> [TASK GOAL] What is the number of lines in the data holding the word "this"? Give that number by itself.

> [STORED ROWS]

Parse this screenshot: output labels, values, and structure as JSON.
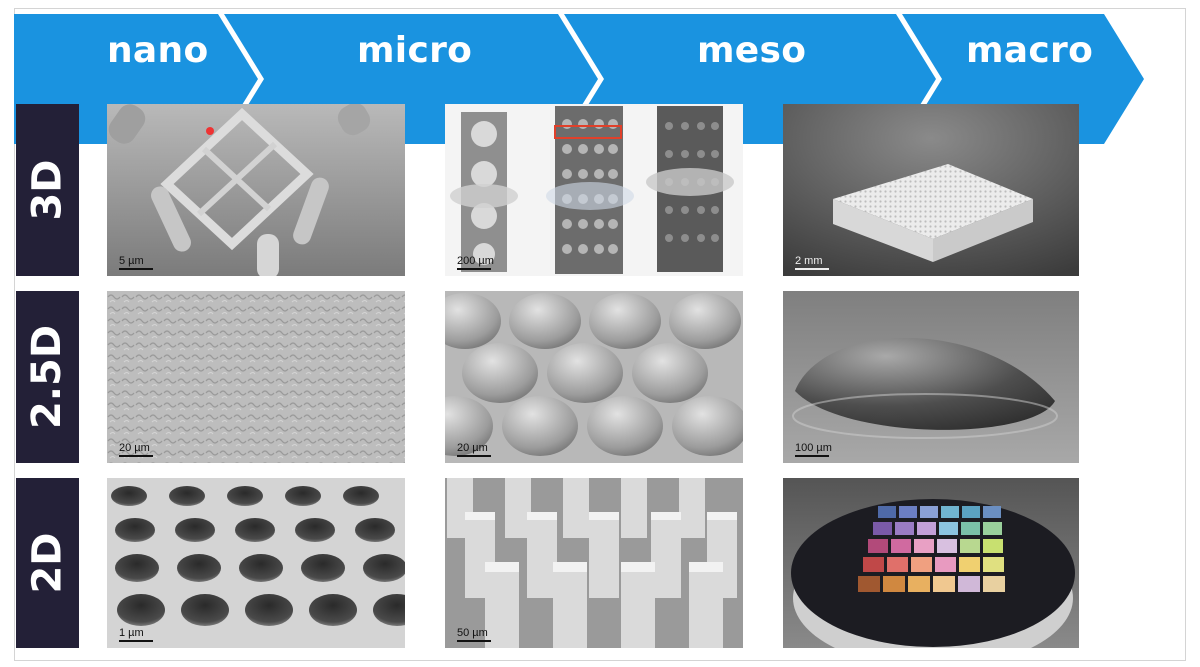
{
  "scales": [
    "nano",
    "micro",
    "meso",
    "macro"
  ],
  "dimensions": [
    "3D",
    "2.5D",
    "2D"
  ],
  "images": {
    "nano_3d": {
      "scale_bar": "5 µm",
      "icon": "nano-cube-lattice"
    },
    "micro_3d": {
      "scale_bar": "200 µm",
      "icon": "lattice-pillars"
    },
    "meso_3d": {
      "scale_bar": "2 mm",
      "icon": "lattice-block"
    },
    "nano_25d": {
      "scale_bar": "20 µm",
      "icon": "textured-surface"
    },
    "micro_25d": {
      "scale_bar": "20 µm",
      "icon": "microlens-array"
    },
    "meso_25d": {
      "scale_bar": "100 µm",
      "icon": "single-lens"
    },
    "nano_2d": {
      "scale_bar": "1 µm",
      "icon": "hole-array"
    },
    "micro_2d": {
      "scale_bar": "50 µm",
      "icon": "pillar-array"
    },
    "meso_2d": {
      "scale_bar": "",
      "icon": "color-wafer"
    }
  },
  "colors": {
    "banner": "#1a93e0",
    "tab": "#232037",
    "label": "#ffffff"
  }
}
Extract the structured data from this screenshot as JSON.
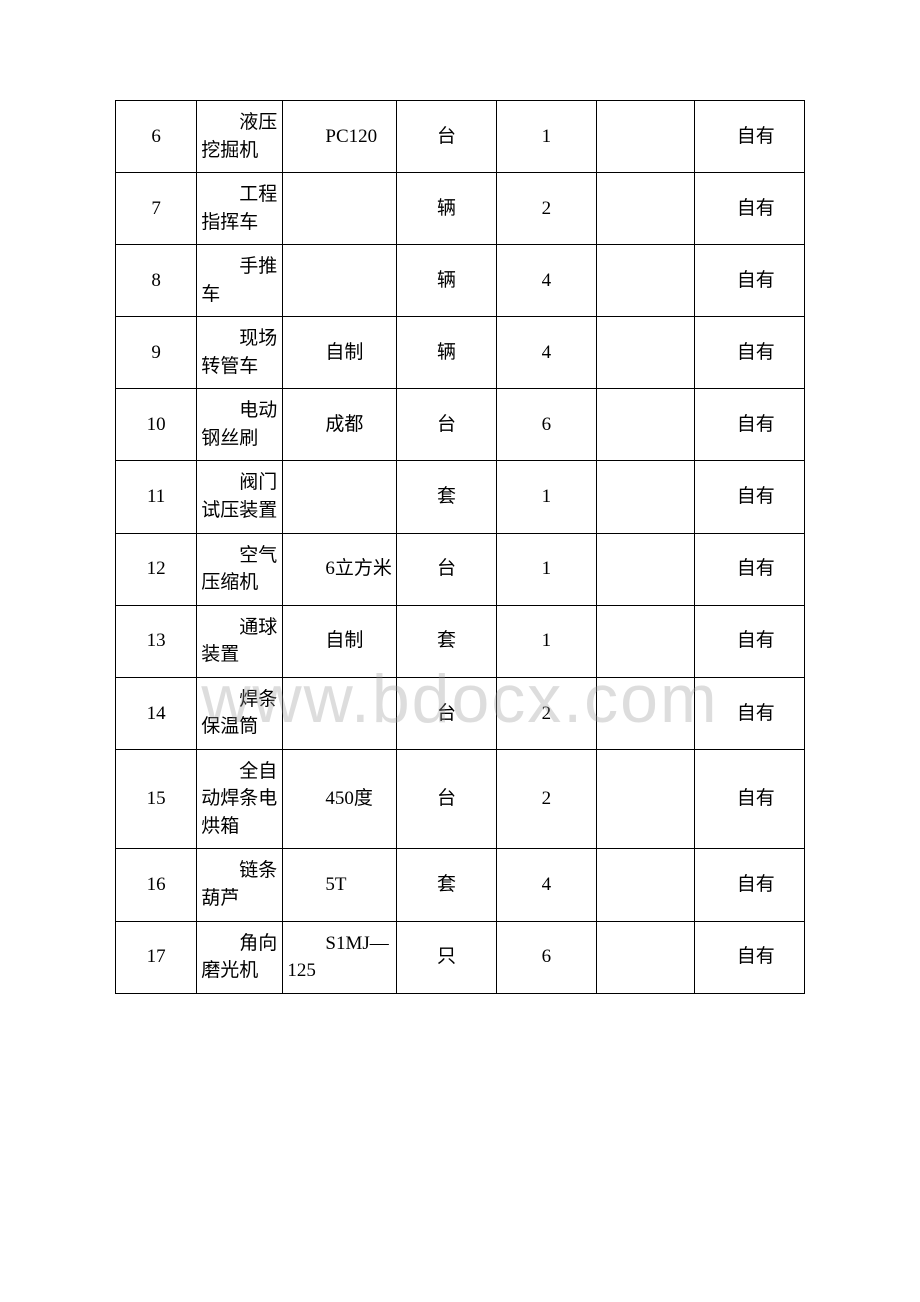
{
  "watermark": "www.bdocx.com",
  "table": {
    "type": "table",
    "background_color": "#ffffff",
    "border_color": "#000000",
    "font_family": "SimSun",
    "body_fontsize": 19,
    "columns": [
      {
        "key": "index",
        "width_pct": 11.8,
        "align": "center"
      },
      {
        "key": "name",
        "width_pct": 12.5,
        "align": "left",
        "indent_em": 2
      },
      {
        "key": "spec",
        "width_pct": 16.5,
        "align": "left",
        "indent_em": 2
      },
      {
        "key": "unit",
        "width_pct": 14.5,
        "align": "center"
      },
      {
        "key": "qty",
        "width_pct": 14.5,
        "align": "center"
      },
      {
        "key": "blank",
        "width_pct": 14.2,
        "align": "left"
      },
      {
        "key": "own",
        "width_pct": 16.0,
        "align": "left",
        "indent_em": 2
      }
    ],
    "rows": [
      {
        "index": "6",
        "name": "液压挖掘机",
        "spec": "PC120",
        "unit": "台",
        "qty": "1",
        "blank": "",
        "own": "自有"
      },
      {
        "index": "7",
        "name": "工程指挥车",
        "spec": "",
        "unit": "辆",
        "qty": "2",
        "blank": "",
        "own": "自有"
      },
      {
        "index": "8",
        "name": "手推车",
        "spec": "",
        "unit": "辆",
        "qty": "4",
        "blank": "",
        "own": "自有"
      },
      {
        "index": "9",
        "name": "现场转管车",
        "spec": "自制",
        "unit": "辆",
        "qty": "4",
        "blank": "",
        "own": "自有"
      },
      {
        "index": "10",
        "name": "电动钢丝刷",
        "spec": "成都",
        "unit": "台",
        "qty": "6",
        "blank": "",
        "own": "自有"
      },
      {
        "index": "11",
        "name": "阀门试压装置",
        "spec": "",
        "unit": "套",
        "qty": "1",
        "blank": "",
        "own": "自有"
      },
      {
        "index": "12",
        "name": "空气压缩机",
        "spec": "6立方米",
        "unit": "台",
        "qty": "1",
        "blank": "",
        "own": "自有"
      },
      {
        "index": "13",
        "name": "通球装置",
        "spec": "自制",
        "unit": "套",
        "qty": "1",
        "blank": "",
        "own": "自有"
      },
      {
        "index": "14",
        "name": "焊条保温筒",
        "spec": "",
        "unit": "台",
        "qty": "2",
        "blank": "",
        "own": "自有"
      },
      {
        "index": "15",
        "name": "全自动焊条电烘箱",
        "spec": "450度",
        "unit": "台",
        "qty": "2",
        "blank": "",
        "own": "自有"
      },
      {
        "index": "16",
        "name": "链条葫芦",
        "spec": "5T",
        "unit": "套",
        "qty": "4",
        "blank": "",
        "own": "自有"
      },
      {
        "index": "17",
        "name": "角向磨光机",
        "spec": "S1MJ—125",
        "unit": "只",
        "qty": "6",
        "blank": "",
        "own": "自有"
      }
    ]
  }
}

> [RESULT] 2